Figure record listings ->
## START

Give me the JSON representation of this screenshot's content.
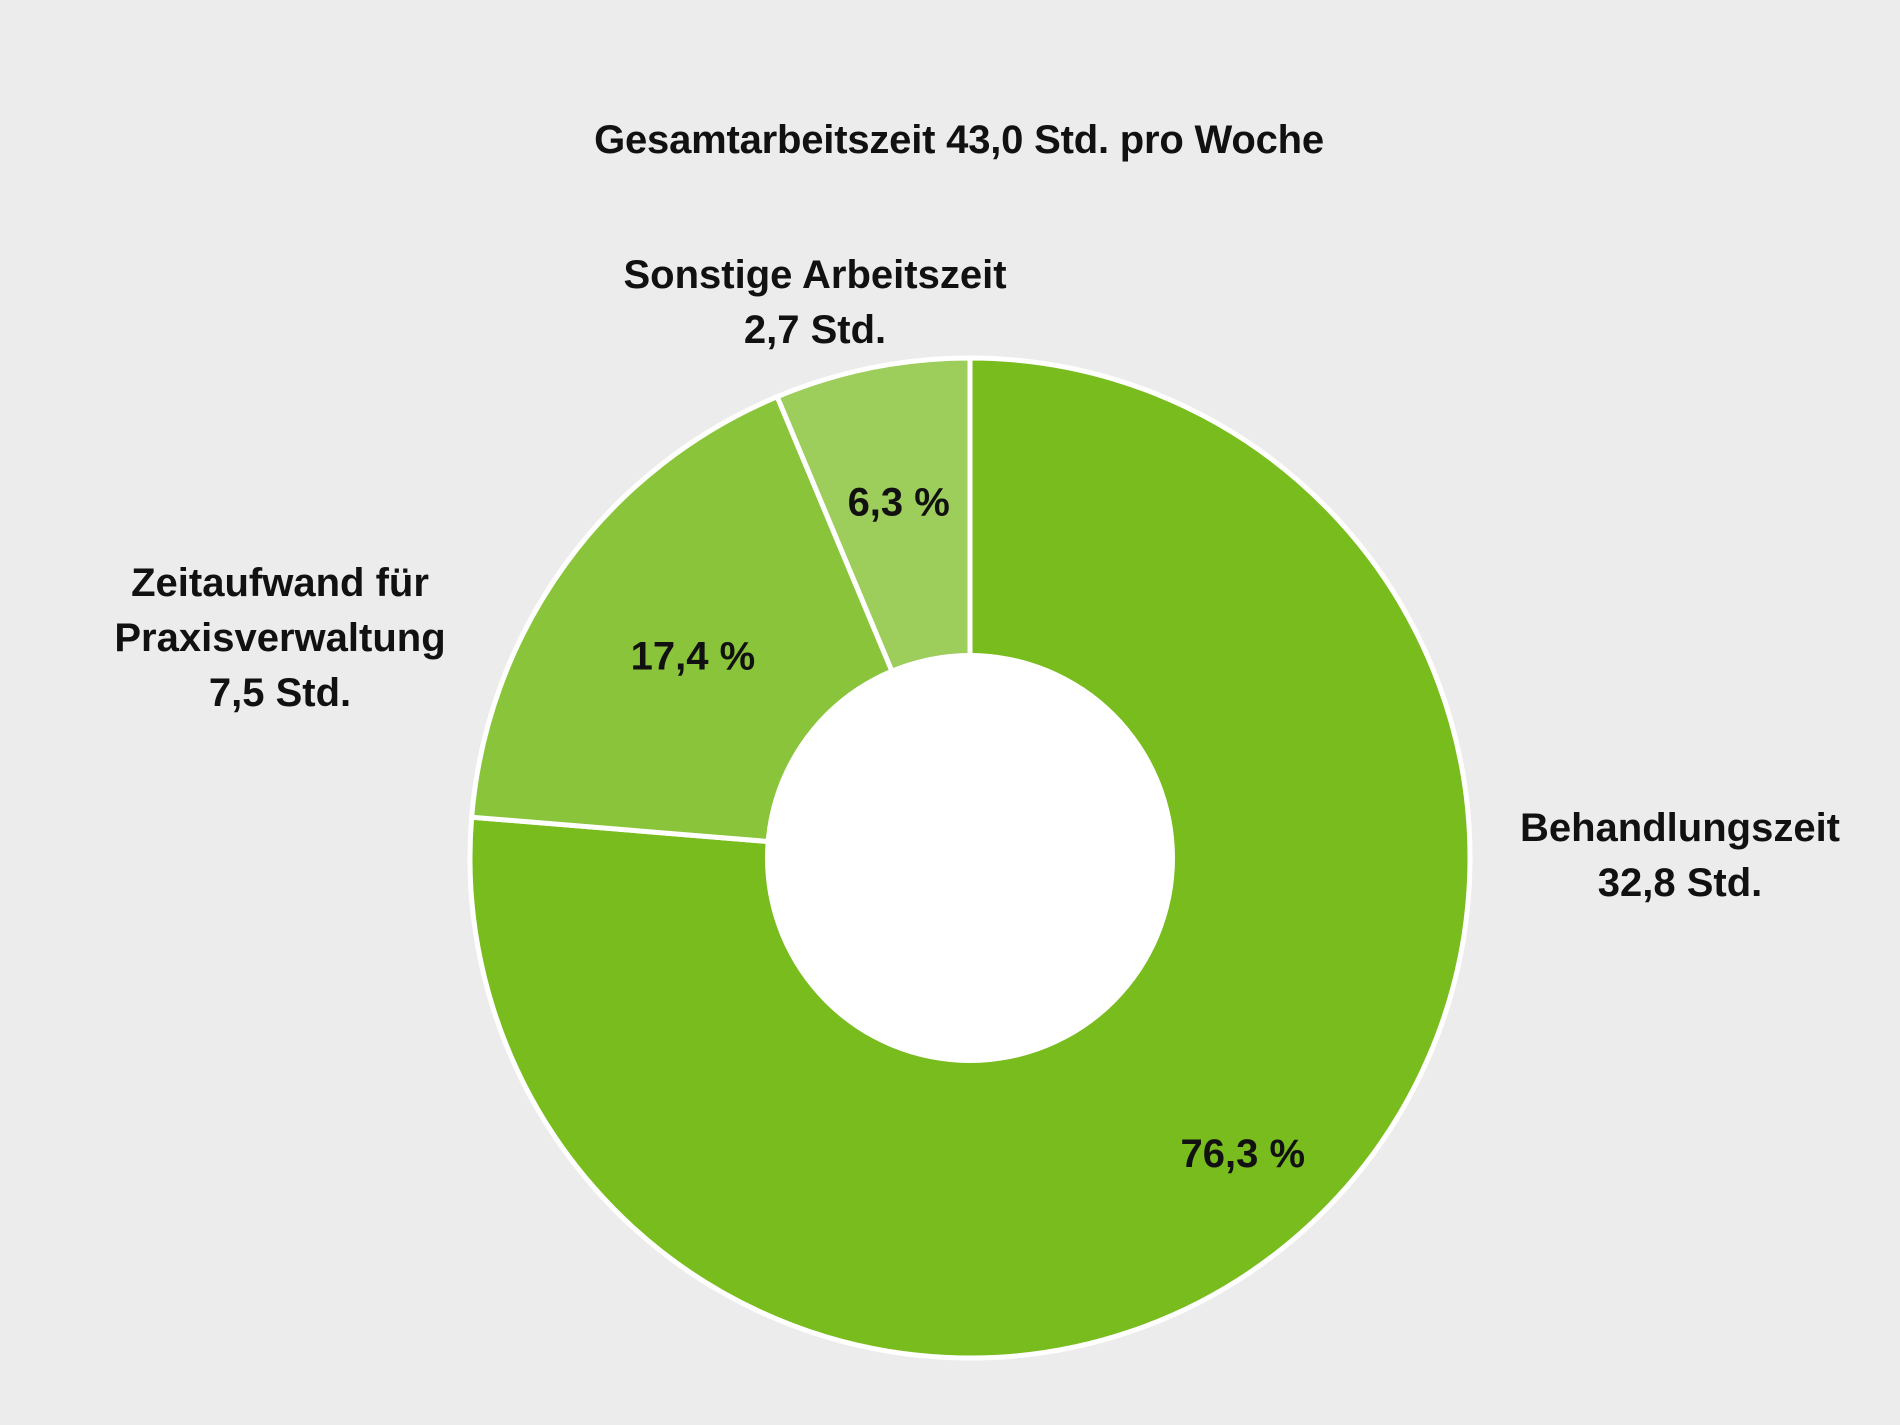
{
  "chart_data": {
    "type": "pie",
    "style": "donut",
    "title": "Gesamtarbeitszeit 43,0 Std. pro Woche",
    "slices": [
      {
        "label": "Behandlungszeit",
        "hours_label": "32,8 Std.",
        "percent": 76.3,
        "percent_label": "76,3 %",
        "color": "#78bc1e"
      },
      {
        "label_lines": [
          "Zeitaufwand für",
          "Praxisverwaltung"
        ],
        "hours_label": "7,5 Std.",
        "percent": 17.4,
        "percent_label": "17,4 %",
        "color": "#8ac43a"
      },
      {
        "label": "Sonstige Arbeitszeit",
        "hours_label": "2,7 Std.",
        "percent": 6.3,
        "percent_label": "6,3 %",
        "color": "#9dcd5a"
      }
    ],
    "start_angle": "12 o'clock",
    "direction": "clockwise",
    "separator_color": "#ffffff",
    "legend": "none"
  }
}
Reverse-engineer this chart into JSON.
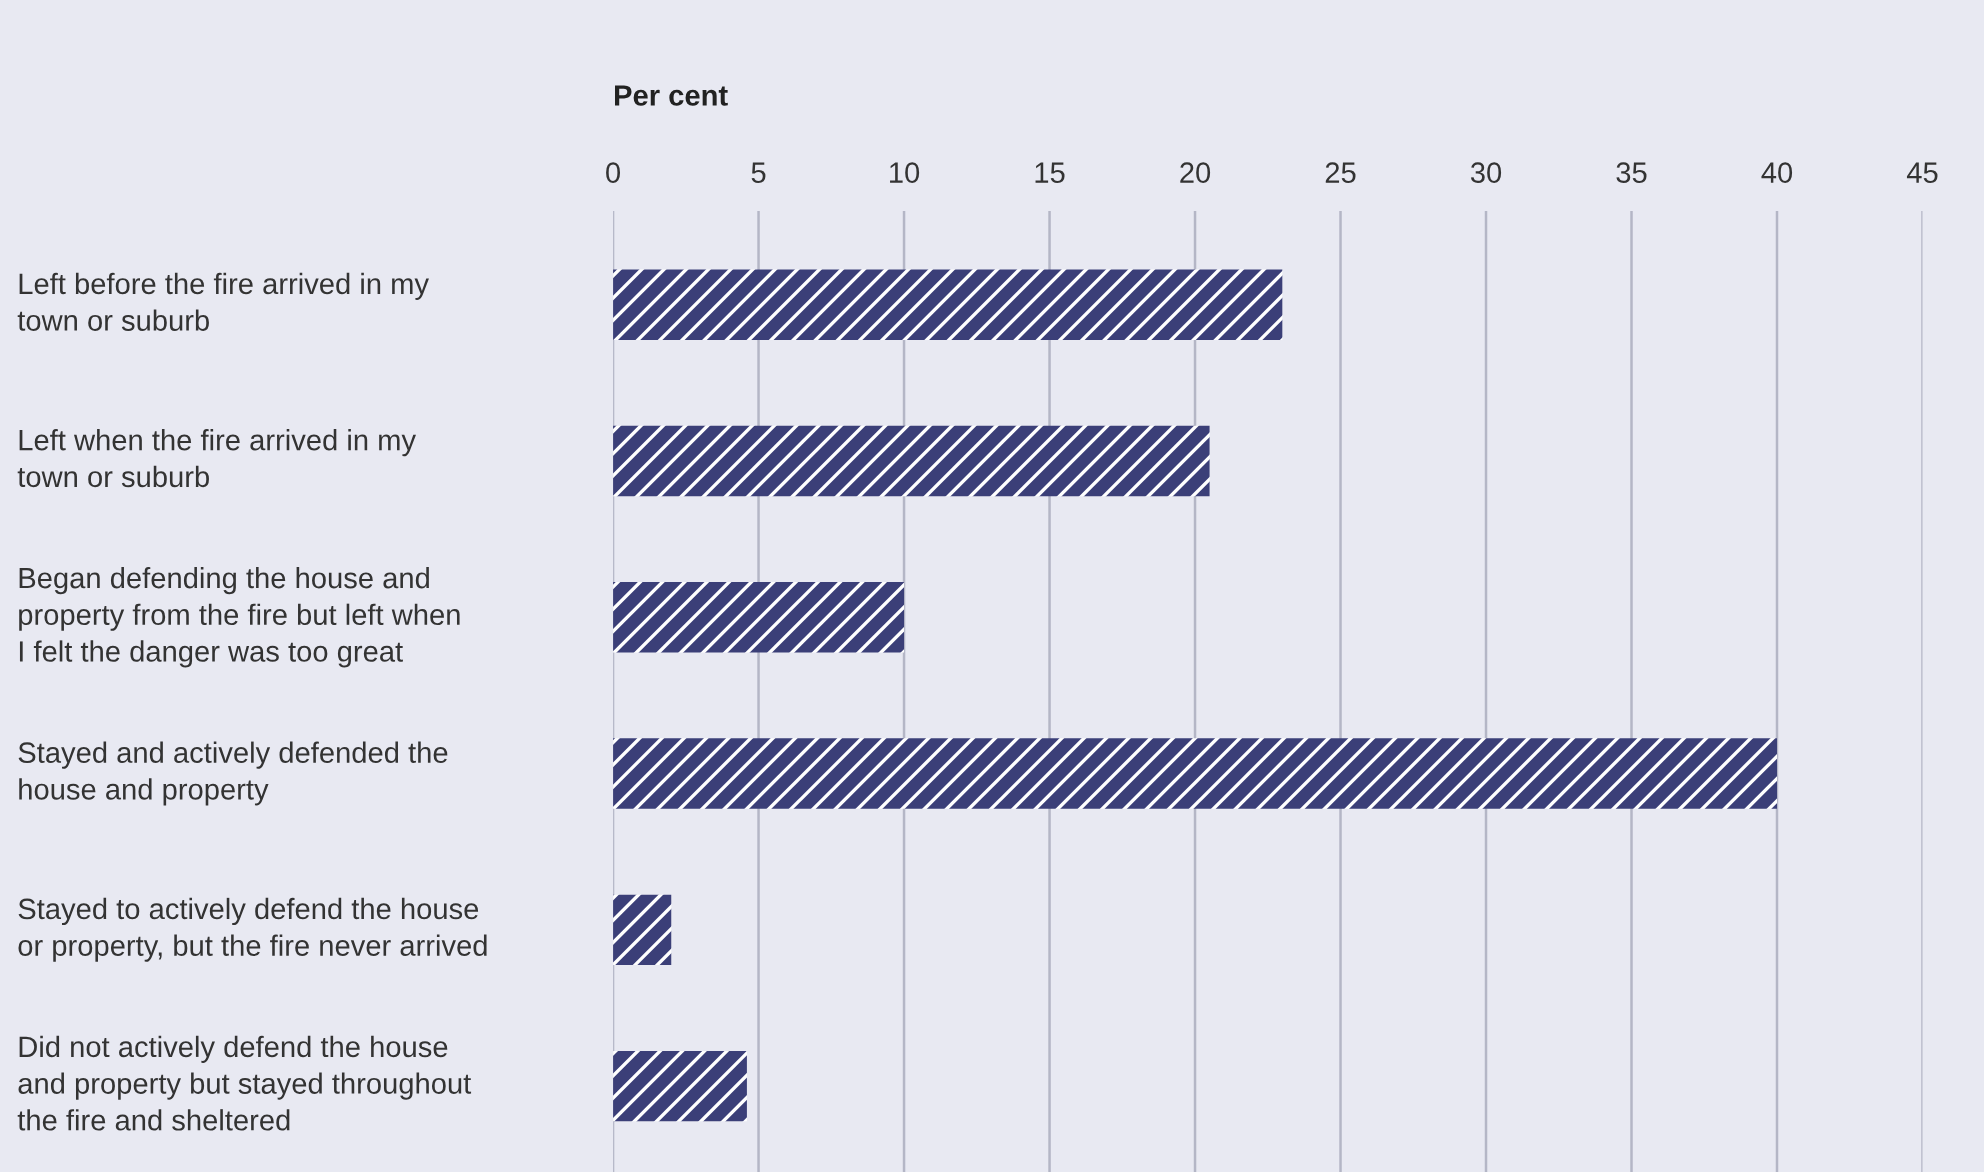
{
  "chart_data": {
    "type": "bar",
    "orientation": "horizontal",
    "xlabel": "Per cent",
    "categories": [
      "Left before the fire arrived in my\ntown or suburb",
      "Left when the fire arrived in my\ntown or suburb",
      "Began defending the house and\nproperty from the fire but left when\nI felt the danger was too great",
      "Stayed and actively defended the\nhouse and property",
      "Stayed to actively defend the house\nor property, but the fire never arrived",
      "Did not actively defend the house\nand property but stayed throughout\nthe fire and sheltered"
    ],
    "values": [
      23,
      20.5,
      10,
      40,
      2,
      4.6
    ],
    "color": "#3b3f78",
    "xlim": [
      0,
      45
    ],
    "xticks": [
      0,
      5,
      10,
      15,
      20,
      25,
      30,
      35,
      40,
      45
    ],
    "grid": "x"
  }
}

## END

EXERCISE INSTRUCTIONS ->
Every record above should be transcribed exactly; the pictures stay out of the copy.

TASK ANSWER ->
Give me the JSON representation of this screenshot's content.
{
  "chart_data": {
    "type": "pie",
    "style": "donut",
    "title": "Gesamtarbeitszeit 43,0 Std. pro Woche",
    "slices": [
      {
        "label": "Behandlungszeit",
        "hours_label": "32,8 Std.",
        "percent": 76.3,
        "percent_label": "76,3 %",
        "color": "#78bc1e"
      },
      {
        "label_lines": [
          "Zeitaufwand für",
          "Praxisverwaltung"
        ],
        "hours_label": "7,5 Std.",
        "percent": 17.4,
        "percent_label": "17,4 %",
        "color": "#8ac43a"
      },
      {
        "label": "Sonstige Arbeitszeit",
        "hours_label": "2,7 Std.",
        "percent": 6.3,
        "percent_label": "6,3 %",
        "color": "#9dcd5a"
      }
    ],
    "start_angle": "12 o'clock",
    "direction": "clockwise",
    "separator_color": "#ffffff",
    "legend": "none"
  }
}
Reverse-engineer this chart into JSON.
{
  "chart_data": {
    "type": "bar",
    "orientation": "horizontal",
    "xlabel": "Per cent",
    "categories": [
      "Left before the fire arrived in my\ntown or suburb",
      "Left when the fire arrived in my\ntown or suburb",
      "Began defending the house and\nproperty from the fire but left when\nI felt the danger was too great",
      "Stayed and actively defended the\nhouse and property",
      "Stayed to actively defend the house\nor property, but the fire never arrived",
      "Did not actively defend the house\nand property but stayed throughout\nthe fire and sheltered"
    ],
    "values": [
      23,
      20.5,
      10,
      40,
      2,
      4.6
    ],
    "color": "#3b3f78",
    "xlim": [
      0,
      45
    ],
    "xticks": [
      0,
      5,
      10,
      15,
      20,
      25,
      30,
      35,
      40,
      45
    ],
    "grid": "x"
  }
}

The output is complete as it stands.